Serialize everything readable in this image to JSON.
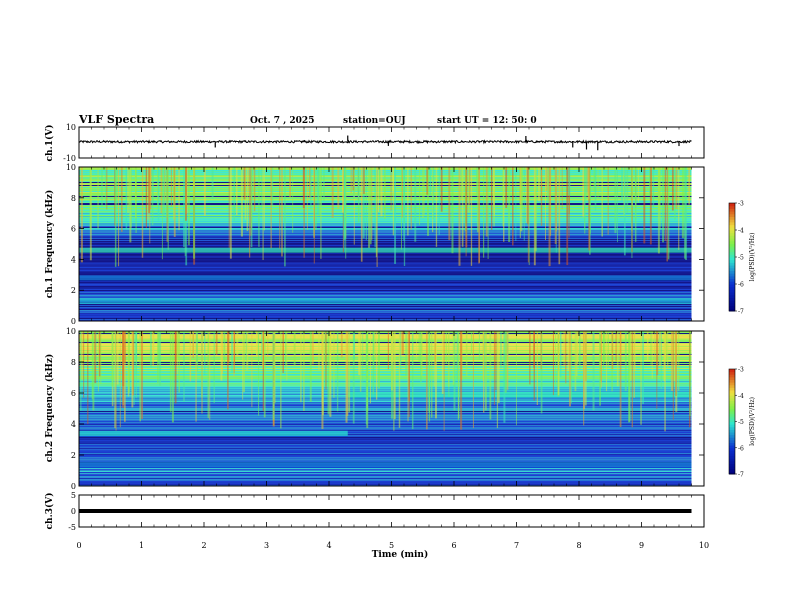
{
  "header": {
    "title": "VLF Spectra",
    "date": "Oct. 7 , 2025",
    "station": "station=OUJ",
    "start": "start UT =   12: 50: 0"
  },
  "colorbar": {
    "label": "log(PSD)(V²/Hz)",
    "ticks": [
      "-3",
      "-4",
      "-5",
      "-6",
      "-7"
    ]
  },
  "palette": {
    "deep": "#00007a",
    "blue": "#0a2fd0",
    "cyan": "#2ee6d0",
    "green": "#7cf04a",
    "yellow": "#f0e040",
    "red": "#d02010",
    "black": "#000000"
  },
  "chart_data": [
    {
      "id": "ch1-waveform",
      "type": "line",
      "ylabel": "ch.1(V)",
      "ylim": [
        -10,
        10
      ],
      "ytick_labels": [
        "10",
        "-10"
      ],
      "baseline": 0.5,
      "spikes": [
        {
          "t": 2.18,
          "v": -3.2
        },
        {
          "t": 3.6,
          "v": 1.6
        },
        {
          "t": 4.3,
          "v": 4.5
        },
        {
          "t": 4.95,
          "v": -2.2
        },
        {
          "t": 7.15,
          "v": 4.2
        },
        {
          "t": 7.9,
          "v": -3.2
        },
        {
          "t": 8.12,
          "v": -4.5
        },
        {
          "t": 8.3,
          "v": -5.0
        },
        {
          "t": 9.6,
          "v": -2.3
        }
      ]
    },
    {
      "id": "ch1-spectrogram",
      "type": "heatmap",
      "ylabel": "ch.1 Frequency (kHz)",
      "ylim": [
        0,
        10
      ],
      "yticks": [
        "0",
        "2",
        "4",
        "6",
        "8",
        "10"
      ],
      "profile_f_khz": [
        0,
        1,
        1.5,
        2,
        3,
        3.5,
        4,
        4.6,
        5.2,
        5.8,
        6.5,
        7.5,
        8.5,
        10
      ],
      "profile_log_psd": [
        -6.2,
        -5.9,
        -5.4,
        -6.2,
        -6.6,
        -6.4,
        -6.7,
        -6.9,
        -6.3,
        -5.7,
        -5.1,
        -4.8,
        -4.6,
        -4.7
      ],
      "features": [
        {
          "t_start": 0,
          "t_end": 9.8,
          "f_khz": 1.3,
          "log_psd": -5.4
        },
        {
          "t_start": 0,
          "t_end": 9.8,
          "f_khz": 2.8,
          "log_psd": -5.6
        },
        {
          "t_start": 0,
          "t_end": 9.8,
          "f_khz": 4.6,
          "log_psd": -5.0
        }
      ]
    },
    {
      "id": "ch2-spectrogram",
      "type": "heatmap",
      "ylabel": "ch.2 Frequency (kHz)",
      "ylim": [
        0,
        10
      ],
      "yticks": [
        "0",
        "2",
        "4",
        "6",
        "8",
        "10"
      ],
      "profile_f_khz": [
        0,
        1,
        2,
        3,
        4,
        5,
        6,
        7,
        8,
        9,
        10
      ],
      "profile_log_psd": [
        -6.3,
        -5.6,
        -6.0,
        -6.2,
        -6.0,
        -5.8,
        -5.2,
        -4.9,
        -4.4,
        -4.2,
        -4.3
      ],
      "features": [
        {
          "t_start": 0,
          "t_end": 4.3,
          "f_khz": 3.4,
          "log_psd": -5.1
        },
        {
          "t_start": 4.3,
          "t_end": 9.8,
          "f_khz": 5.9,
          "log_psd": -5.0
        },
        {
          "t_start": 0,
          "t_end": 9.8,
          "f_khz": 1.4,
          "log_psd": -5.6
        }
      ]
    },
    {
      "id": "ch3-waveform",
      "type": "line",
      "ylabel": "ch.3(V)",
      "ylim": [
        -5,
        5
      ],
      "ytick_labels": [
        "5",
        "0",
        "-5"
      ],
      "baseline": 0.0
    }
  ],
  "xaxis": {
    "label": "Time (min)",
    "range": [
      0,
      10
    ],
    "ticks": [
      "0",
      "1",
      "2",
      "3",
      "4",
      "5",
      "6",
      "7",
      "8",
      "9",
      "10"
    ],
    "data_end": 9.8
  }
}
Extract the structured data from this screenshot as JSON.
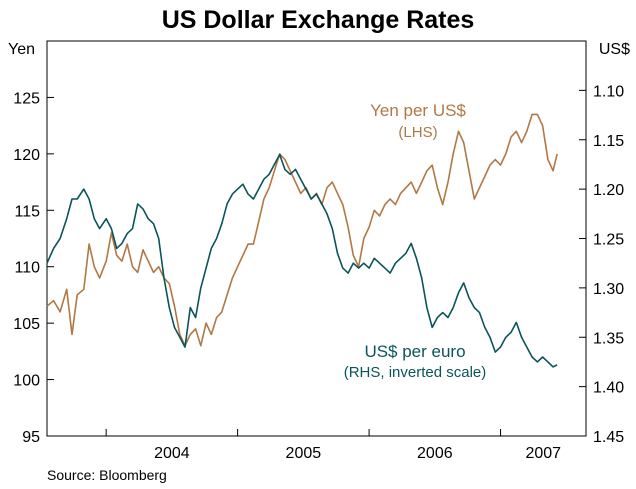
{
  "chart_data": {
    "type": "line",
    "title": "US Dollar Exchange Rates",
    "left_axis": {
      "label": "Yen",
      "min": 95,
      "max": 130,
      "ticks": [
        95,
        100,
        105,
        110,
        115,
        120,
        125
      ]
    },
    "right_axis": {
      "label": "US$",
      "min": 1.05,
      "max": 1.45,
      "inverted": true,
      "ticks": [
        1.1,
        1.15,
        1.2,
        1.25,
        1.3,
        1.35,
        1.4,
        1.45
      ],
      "tick_labels": [
        "1.10",
        "1.15",
        "1.20",
        "1.25",
        "1.30",
        "1.35",
        "1.40",
        "1.45"
      ]
    },
    "x_axis": {
      "start": 2003.55,
      "end": 2007.65,
      "year_dividers": [
        2004,
        2005,
        2006,
        2007
      ],
      "year_labels": [
        "2004",
        "2005",
        "2006",
        "2007"
      ]
    },
    "grid": false,
    "colors": {
      "yen": "#b07845",
      "euro": "#0b5459"
    },
    "annotations": {
      "yen": [
        "Yen per US$",
        "(LHS)"
      ],
      "euro": [
        "US$ per euro",
        "(RHS, inverted scale)"
      ]
    },
    "source": "Source: Bloomberg",
    "series": [
      {
        "key": "yen",
        "axis": "left",
        "points": [
          [
            2003.55,
            106.5
          ],
          [
            2003.6,
            107.0
          ],
          [
            2003.65,
            106.0
          ],
          [
            2003.7,
            108.0
          ],
          [
            2003.74,
            104.0
          ],
          [
            2003.78,
            107.5
          ],
          [
            2003.83,
            108.0
          ],
          [
            2003.87,
            112.0
          ],
          [
            2003.91,
            110.0
          ],
          [
            2003.95,
            109.0
          ],
          [
            2004.0,
            110.5
          ],
          [
            2004.04,
            113.0
          ],
          [
            2004.08,
            111.0
          ],
          [
            2004.12,
            110.5
          ],
          [
            2004.16,
            112.0
          ],
          [
            2004.2,
            110.0
          ],
          [
            2004.24,
            109.5
          ],
          [
            2004.28,
            111.5
          ],
          [
            2004.32,
            110.5
          ],
          [
            2004.36,
            109.5
          ],
          [
            2004.4,
            110.0
          ],
          [
            2004.44,
            109.0
          ],
          [
            2004.48,
            108.5
          ],
          [
            2004.52,
            106.5
          ],
          [
            2004.56,
            104.0
          ],
          [
            2004.6,
            103.0
          ],
          [
            2004.64,
            104.0
          ],
          [
            2004.68,
            104.5
          ],
          [
            2004.72,
            103.0
          ],
          [
            2004.76,
            105.0
          ],
          [
            2004.8,
            104.0
          ],
          [
            2004.84,
            105.5
          ],
          [
            2004.88,
            106.0
          ],
          [
            2004.92,
            107.5
          ],
          [
            2004.96,
            109.0
          ],
          [
            2005.0,
            110.0
          ],
          [
            2005.04,
            111.0
          ],
          [
            2005.08,
            112.0
          ],
          [
            2005.12,
            112.0
          ],
          [
            2005.16,
            114.0
          ],
          [
            2005.2,
            116.0
          ],
          [
            2005.24,
            117.0
          ],
          [
            2005.28,
            118.5
          ],
          [
            2005.32,
            120.0
          ],
          [
            2005.36,
            119.5
          ],
          [
            2005.4,
            118.5
          ],
          [
            2005.44,
            117.5
          ],
          [
            2005.48,
            116.5
          ],
          [
            2005.52,
            117.0
          ],
          [
            2005.56,
            116.0
          ],
          [
            2005.6,
            116.5
          ],
          [
            2005.64,
            115.5
          ],
          [
            2005.68,
            117.0
          ],
          [
            2005.72,
            117.5
          ],
          [
            2005.76,
            116.5
          ],
          [
            2005.8,
            115.5
          ],
          [
            2005.84,
            113.5
          ],
          [
            2005.88,
            111.0
          ],
          [
            2005.92,
            110.0
          ],
          [
            2005.96,
            112.5
          ],
          [
            2006.0,
            113.5
          ],
          [
            2006.04,
            115.0
          ],
          [
            2006.08,
            114.5
          ],
          [
            2006.12,
            115.5
          ],
          [
            2006.16,
            116.0
          ],
          [
            2006.2,
            115.5
          ],
          [
            2006.24,
            116.5
          ],
          [
            2006.28,
            117.0
          ],
          [
            2006.32,
            117.5
          ],
          [
            2006.36,
            116.5
          ],
          [
            2006.4,
            117.5
          ],
          [
            2006.44,
            118.5
          ],
          [
            2006.48,
            119.0
          ],
          [
            2006.52,
            117.0
          ],
          [
            2006.56,
            115.5
          ],
          [
            2006.6,
            117.5
          ],
          [
            2006.64,
            120.0
          ],
          [
            2006.68,
            122.0
          ],
          [
            2006.72,
            121.0
          ],
          [
            2006.76,
            118.5
          ],
          [
            2006.8,
            116.0
          ],
          [
            2006.84,
            117.0
          ],
          [
            2006.88,
            118.0
          ],
          [
            2006.92,
            119.0
          ],
          [
            2006.96,
            119.5
          ],
          [
            2007.0,
            119.0
          ],
          [
            2007.04,
            120.0
          ],
          [
            2007.08,
            121.5
          ],
          [
            2007.12,
            122.0
          ],
          [
            2007.16,
            121.0
          ],
          [
            2007.2,
            122.0
          ],
          [
            2007.24,
            123.5
          ],
          [
            2007.28,
            123.5
          ],
          [
            2007.32,
            122.5
          ],
          [
            2007.36,
            119.5
          ],
          [
            2007.4,
            118.5
          ],
          [
            2007.43,
            120.0
          ]
        ]
      },
      {
        "key": "euro",
        "axis": "right",
        "points": [
          [
            2003.55,
            1.275
          ],
          [
            2003.6,
            1.26
          ],
          [
            2003.65,
            1.25
          ],
          [
            2003.7,
            1.23
          ],
          [
            2003.74,
            1.21
          ],
          [
            2003.78,
            1.21
          ],
          [
            2003.83,
            1.2
          ],
          [
            2003.87,
            1.21
          ],
          [
            2003.91,
            1.23
          ],
          [
            2003.95,
            1.24
          ],
          [
            2004.0,
            1.23
          ],
          [
            2004.04,
            1.24
          ],
          [
            2004.08,
            1.26
          ],
          [
            2004.12,
            1.255
          ],
          [
            2004.16,
            1.245
          ],
          [
            2004.2,
            1.24
          ],
          [
            2004.24,
            1.215
          ],
          [
            2004.28,
            1.22
          ],
          [
            2004.32,
            1.23
          ],
          [
            2004.36,
            1.235
          ],
          [
            2004.4,
            1.25
          ],
          [
            2004.44,
            1.29
          ],
          [
            2004.48,
            1.32
          ],
          [
            2004.52,
            1.34
          ],
          [
            2004.56,
            1.35
          ],
          [
            2004.6,
            1.36
          ],
          [
            2004.64,
            1.32
          ],
          [
            2004.68,
            1.33
          ],
          [
            2004.72,
            1.3
          ],
          [
            2004.76,
            1.28
          ],
          [
            2004.8,
            1.26
          ],
          [
            2004.84,
            1.25
          ],
          [
            2004.88,
            1.235
          ],
          [
            2004.92,
            1.215
          ],
          [
            2004.96,
            1.205
          ],
          [
            2005.0,
            1.2
          ],
          [
            2005.04,
            1.195
          ],
          [
            2005.08,
            1.205
          ],
          [
            2005.12,
            1.21
          ],
          [
            2005.16,
            1.2
          ],
          [
            2005.2,
            1.19
          ],
          [
            2005.24,
            1.185
          ],
          [
            2005.28,
            1.175
          ],
          [
            2005.32,
            1.165
          ],
          [
            2005.36,
            1.18
          ],
          [
            2005.4,
            1.185
          ],
          [
            2005.44,
            1.18
          ],
          [
            2005.48,
            1.19
          ],
          [
            2005.52,
            1.2
          ],
          [
            2005.56,
            1.21
          ],
          [
            2005.6,
            1.205
          ],
          [
            2005.64,
            1.215
          ],
          [
            2005.68,
            1.225
          ],
          [
            2005.72,
            1.24
          ],
          [
            2005.76,
            1.265
          ],
          [
            2005.8,
            1.28
          ],
          [
            2005.84,
            1.285
          ],
          [
            2005.88,
            1.275
          ],
          [
            2005.92,
            1.28
          ],
          [
            2005.96,
            1.275
          ],
          [
            2006.0,
            1.28
          ],
          [
            2006.04,
            1.27
          ],
          [
            2006.08,
            1.275
          ],
          [
            2006.12,
            1.28
          ],
          [
            2006.16,
            1.285
          ],
          [
            2006.2,
            1.275
          ],
          [
            2006.24,
            1.27
          ],
          [
            2006.28,
            1.265
          ],
          [
            2006.32,
            1.255
          ],
          [
            2006.36,
            1.27
          ],
          [
            2006.4,
            1.29
          ],
          [
            2006.44,
            1.32
          ],
          [
            2006.48,
            1.34
          ],
          [
            2006.52,
            1.33
          ],
          [
            2006.56,
            1.325
          ],
          [
            2006.6,
            1.33
          ],
          [
            2006.64,
            1.32
          ],
          [
            2006.68,
            1.305
          ],
          [
            2006.72,
            1.295
          ],
          [
            2006.76,
            1.31
          ],
          [
            2006.8,
            1.32
          ],
          [
            2006.84,
            1.325
          ],
          [
            2006.88,
            1.34
          ],
          [
            2006.92,
            1.35
          ],
          [
            2006.96,
            1.365
          ],
          [
            2007.0,
            1.36
          ],
          [
            2007.04,
            1.35
          ],
          [
            2007.08,
            1.345
          ],
          [
            2007.12,
            1.335
          ],
          [
            2007.16,
            1.35
          ],
          [
            2007.2,
            1.36
          ],
          [
            2007.24,
            1.37
          ],
          [
            2007.28,
            1.375
          ],
          [
            2007.32,
            1.37
          ],
          [
            2007.36,
            1.375
          ],
          [
            2007.4,
            1.38
          ],
          [
            2007.43,
            1.378
          ]
        ]
      }
    ]
  }
}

YOUR TASK: In the records above, find each line that holds the word "title"; copy all such lines.

RESPONSE:
    "title": "VLF Spectra",
    "title": "US Dollar Exchange Rates",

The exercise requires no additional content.